**Problem to solve:**
Rewrite each of the following entries as a numbered list, skipping any blank lines. Leave the pictures out of your answer.

Spatial annotation entries
(begin)

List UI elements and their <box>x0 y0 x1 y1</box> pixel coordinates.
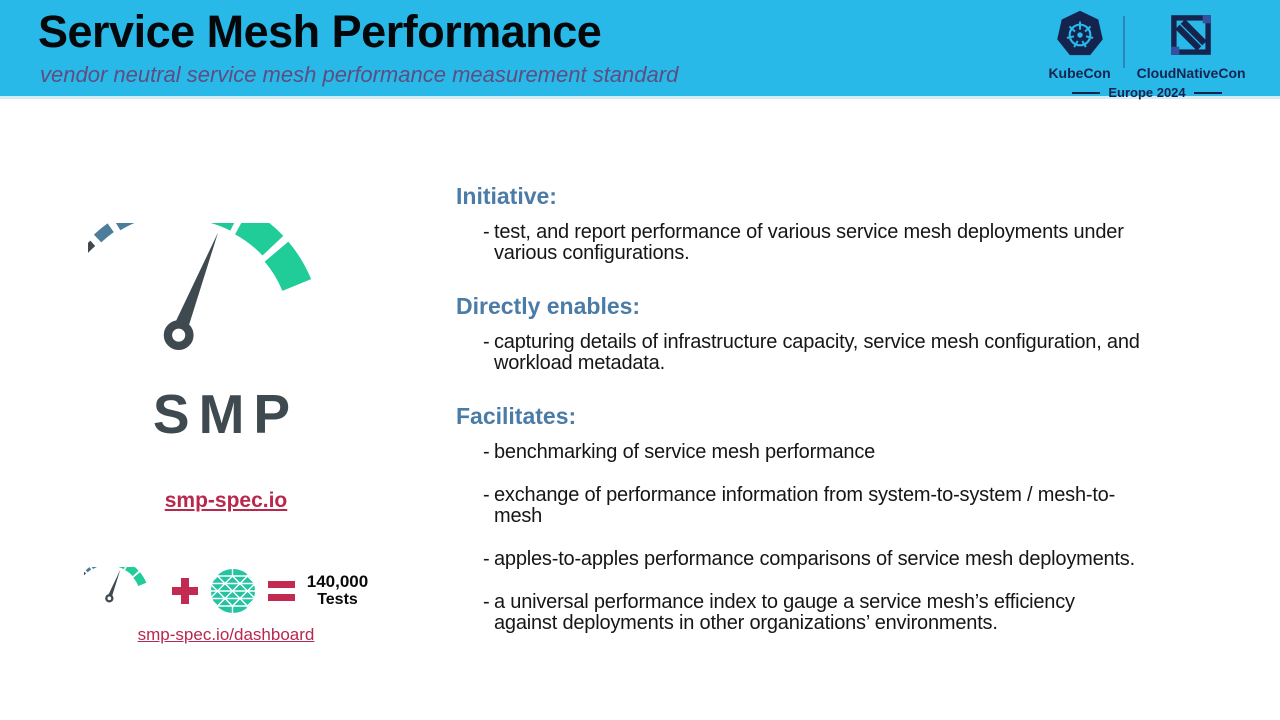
cloudnativecon-logo-block: CloudNativeCon <box>1137 8 1246 81</box>
bullet-item: - capturing details of infrastructure ca… <box>456 332 1168 374</box>
bullet-dash: - <box>483 548 490 570</box>
dashboard-link[interactable]: smp-spec.io/dashboard <box>137 625 315 644</box>
smp-spec-link[interactable]: smp-spec.io <box>164 489 288 512</box>
bullet-dash: - <box>483 221 490 243</box>
left-column: SMP smp-spec.io 140,000 Tests smp-spec.i… <box>0 99 452 720</box>
mesh-sphere-icon <box>210 568 256 614</box>
cloudnativecon-label: CloudNativeCon <box>1136 65 1246 81</box>
smp-wordmark: SMP <box>152 383 300 445</box>
content-column: Initiative: - test, and report performan… <box>456 183 1168 663</box>
bullet-dash: - <box>483 591 490 613</box>
cloudnativecon-logo-icon <box>1164 8 1218 62</box>
bullet-dash: - <box>483 331 490 353</box>
section-directly-enables: Directly enables: - capturing details of… <box>456 293 1168 374</box>
bullet-item: - test, and report performance of variou… <box>456 222 1168 264</box>
header-banner: Service Mesh Performance vendor neutral … <box>0 0 1280 100</box>
bullet-text: a universal performance index to gauge a… <box>494 591 1075 634</box>
bullet-dash: - <box>483 484 490 506</box>
bullet-item: - apples-to-apples performance compariso… <box>456 549 1168 570</box>
kubecon-logo-block: KubeCon <box>1048 8 1111 81</box>
edition-line-left <box>1072 91 1101 94</box>
bullet-text: test, and report performance of various … <box>494 221 1124 264</box>
edition-line-right <box>1193 91 1222 94</box>
tests-count-value: 140,000 <box>306 571 369 591</box>
section-heading: Initiative: <box>456 183 557 209</box>
bullet-text: benchmarking of service mesh performance <box>494 441 876 463</box>
bullet-dash: - <box>483 441 490 463</box>
kubecon-logo-icon <box>1053 8 1107 62</box>
page-title: Service Mesh Performance <box>38 6 602 57</box>
logo-separator <box>1122 15 1125 68</box>
equation-row: 140,000 Tests <box>0 567 452 614</box>
bullet-text: capturing details of infrastructure capa… <box>494 331 1140 374</box>
event-edition: Europe 2024 <box>1108 85 1186 100</box>
section-facilitates: Facilitates: - benchmarking of service m… <box>456 403 1168 634</box>
section-heading: Directly enables: <box>456 293 641 319</box>
event-edition-row: Europe 2024 <box>1042 85 1252 100</box>
kubecon-label: KubeCon <box>1048 65 1111 81</box>
plus-icon <box>171 577 198 604</box>
equals-icon <box>267 580 295 601</box>
bullet-text: exchange of performance information from… <box>494 484 1116 527</box>
section-initiative: Initiative: - test, and report performan… <box>456 183 1168 264</box>
bullet-item: - a universal performance index to gauge… <box>456 592 1168 634</box>
page-subtitle: vendor neutral service mesh performance … <box>40 62 679 87</box>
event-logos: KubeCon CloudNativeCon Europe 2024 <box>1042 8 1252 100</box>
section-heading: Facilitates: <box>456 403 577 429</box>
tests-count: 140,000 Tests <box>307 572 368 610</box>
bullet-item: - exchange of performance information fr… <box>456 485 1168 527</box>
tests-count-unit: Tests <box>317 591 358 609</box>
bullet-text: apples-to-apples performance comparisons… <box>494 548 1135 570</box>
bullet-item: - benchmarking of service mesh performan… <box>456 442 1168 463</box>
gauge-icon <box>84 567 160 614</box>
smp-gauge-logo <box>88 223 360 392</box>
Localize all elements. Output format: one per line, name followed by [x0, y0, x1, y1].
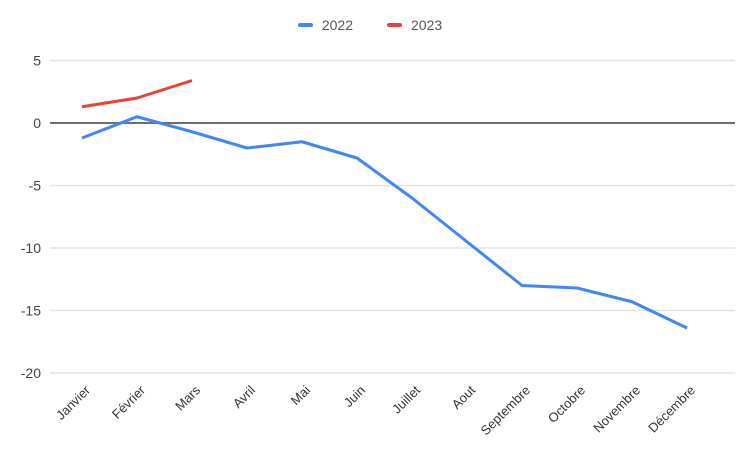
y-axis-tick-label: -5	[29, 178, 42, 194]
legend-label-2022: 2022	[321, 17, 353, 33]
x-axis-label: Janvier	[53, 382, 94, 423]
x-axis-label: Aout	[449, 382, 479, 412]
x-axis-label: Juin	[341, 383, 368, 410]
series-line-2023	[81, 79, 193, 109]
x-axis-label: Février	[109, 382, 149, 422]
y-axis-tick-label: 5	[33, 53, 41, 69]
y-axis-tick-label: -10	[21, 240, 41, 256]
x-axis-label: Septembre	[478, 383, 534, 439]
legend-item-2022: 2022	[297, 17, 353, 33]
x-axis-label: Novembre	[590, 383, 643, 436]
x-axis-label: Décembre	[645, 383, 698, 436]
series-line-2022	[81, 115, 688, 330]
legend-item-2023: 2023	[387, 18, 442, 32]
legend-swatch-2023-icon	[387, 23, 402, 27]
y-axis-tick-label: -15	[21, 303, 41, 319]
chart-legend: 2022 2023	[0, 18, 740, 32]
y-axis-tick-label: 0	[33, 115, 41, 131]
legend-swatch-2022-icon	[297, 23, 313, 27]
x-axis-label: Mai	[288, 382, 313, 407]
legend-label-2023: 2023	[411, 17, 443, 33]
x-axis-label: Octobre	[545, 383, 588, 426]
x-axis-label: Juillet	[389, 382, 423, 416]
x-axis-label: Mars	[172, 382, 203, 413]
y-axis-tick-label: -20	[21, 365, 41, 381]
x-axis-label: Avril	[230, 382, 258, 410]
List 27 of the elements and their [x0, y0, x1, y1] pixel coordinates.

(end)

**Complete answer:**
1. List UI elements and their <box>x0 y0 x1 y1</box> pixel coordinates.
2. cloudnativecon-logo-block: CloudNativeCon <box>1137 8 1246 81</box>
3. bullet-item: - capturing details of infrastructure ca… <box>456 332 1168 374</box>
4. bullet-dash: - <box>483 548 490 570</box>
5. dashboard-link[interactable]: smp-spec.io/dashboard <box>137 625 315 644</box>
6. smp-spec-link[interactable]: smp-spec.io <box>164 489 288 512</box>
7. bullet-dash: - <box>483 221 490 243</box>
8. left-column: SMP smp-spec.io 140,000 Tests smp-spec.i… <box>0 99 452 720</box>
9. mesh-sphere-icon <box>210 568 256 614</box>
10. cloudnativecon-label: CloudNativeCon <box>1136 65 1246 81</box>
11. smp-wordmark: SMP <box>152 383 300 445</box>
12. content-column: Initiative: - test, and report performan… <box>456 183 1168 663</box>
13. bullet-dash: - <box>483 591 490 613</box>
14. cloudnativecon-logo-icon <box>1164 8 1218 62</box>
15. bullet-dash: - <box>483 331 490 353</box>
16. section-directly-enables: Directly enables: - capturing details of… <box>456 293 1168 374</box>
17. bullet-item: - test, and report performance of variou… <box>456 222 1168 264</box>
18. header-banner: Service Mesh Performance vendor neutral … <box>0 0 1280 100</box>
19. bullet-text: a universal performance index to gauge a… <box>494 591 1075 634</box>
20. bullet-dash: - <box>483 484 490 506</box>
21. bullet-item: - apples-to-apples performance compariso… <box>456 549 1168 570</box>
22. kubecon-logo-block: KubeCon <box>1048 8 1111 81</box>
23. edition-line-left <box>1072 91 1101 94</box>
24. bullet-text: test, and report performance of various … <box>494 221 1124 264</box>
25. edition-line-right <box>1193 91 1222 94</box>
26. tests-count-value: 140,000 <box>306 571 369 591</box>
27. section-heading: Initiative: <box>456 183 557 209</box>
28. bullet-text: benchmarking of service mesh performance <box>494 441 876 463</box>
29. bullet-dash: - <box>483 441 490 463</box>
30. kubecon-logo-icon <box>1053 8 1107 62</box>
31. page-title: Service Mesh Performance <box>38 6 602 57</box>
32. logo-separator <box>1122 15 1125 68</box>
33. equation-row: 140,000 Tests <box>0 567 452 614</box>
34. bullet-text: capturing details of infrastructure capa… <box>494 331 1140 374</box>
35. event-edition: Europe 2024 <box>1108 85 1186 100</box>
36. section-facilitates: Facilitates: - benchmarking of service m… <box>456 403 1168 634</box>
37. section-heading: Directly enables: <box>456 293 641 319</box>
38. event-edition-row: Europe 2024 <box>1042 85 1252 100</box>
39. kubecon-label: KubeCon <box>1048 65 1111 81</box>
40. plus-icon <box>171 577 198 604</box>
41. equals-icon <box>267 580 295 601</box>
42. bullet-text: exchange of performance information from… <box>494 484 1116 527</box>
43. section-initiative: Initiative: - test, and report performan… <box>456 183 1168 264</box>
44. bullet-item: - a universal performance index to gauge… <box>456 592 1168 634</box>
45. page-subtitle: vendor neutral service mesh performance … <box>40 62 679 87</box>
46. event-logos: KubeCon CloudNativeCon Europe 2024 <box>1042 8 1252 100</box>
47. section-heading: Facilitates: <box>456 403 577 429</box>
48. tests-count: 140,000 Tests <box>307 572 368 610</box>
49. bullet-item: - exchange of performance information fr… <box>456 485 1168 527</box>
50. tests-count-unit: Tests <box>317 591 358 609</box>
51. bullet-text: apples-to-apples performance comparisons… <box>494 548 1135 570</box>
52. bullet-item: - benchmarking of service mesh performan… <box>456 442 1168 463</box>
53. gauge-icon <box>84 567 160 614</box>
54. smp-gauge-logo <box>88 223 360 392</box>
55. Localize all elements. Output format: one per line, name followed by [x0, y0, x1, y1].
56. y-axis-tick-label: -5	[29, 178, 42, 194]
57. legend-label-2022: 2022	[321, 17, 353, 33]
58. x-axis-label: Janvier	[53, 382, 94, 423]
59. x-axis-label: Aout	[449, 382, 479, 412]
60. x-axis-label: Juin	[341, 383, 368, 410]
61. series-line-2023	[81, 79, 193, 109]
62. x-axis-label: Février	[109, 382, 149, 422]
63. y-axis-tick-label: 5	[33, 53, 41, 69]
64. y-axis-tick-label: -10	[21, 240, 41, 256]
65. x-axis-label: Septembre	[478, 383, 534, 439]
66. legend-item-2022: 2022	[297, 17, 353, 33]
67. x-axis-label: Novembre	[590, 383, 643, 436]
68. x-axis-label: Décembre	[645, 383, 698, 436]
69. series-line-2022	[81, 115, 688, 330]
70. legend-item-2023: 2023	[387, 18, 442, 32]
71. legend-swatch-2023-icon	[387, 23, 402, 27]
72. y-axis-tick-label: -15	[21, 303, 41, 319]
73. chart-legend: 2022 2023	[0, 18, 740, 32]
74. y-axis-tick-label: 0	[33, 115, 41, 131]
75. legend-swatch-2022-icon	[297, 23, 313, 27]
76. x-axis-label: Mai	[288, 382, 313, 407]
77. legend-label-2023: 2023	[411, 17, 443, 33]
78. x-axis-label: Octobre	[545, 383, 588, 426]
79. x-axis-label: Juillet	[389, 382, 423, 416]
80. x-axis-label: Mars	[172, 382, 203, 413]
81. y-axis-tick-label: -20	[21, 365, 41, 381]
82. x-axis-label: Avril	[230, 382, 258, 410]
83. List 27 of the elements and their [x0, y0, x1, y1] pixel coordinates.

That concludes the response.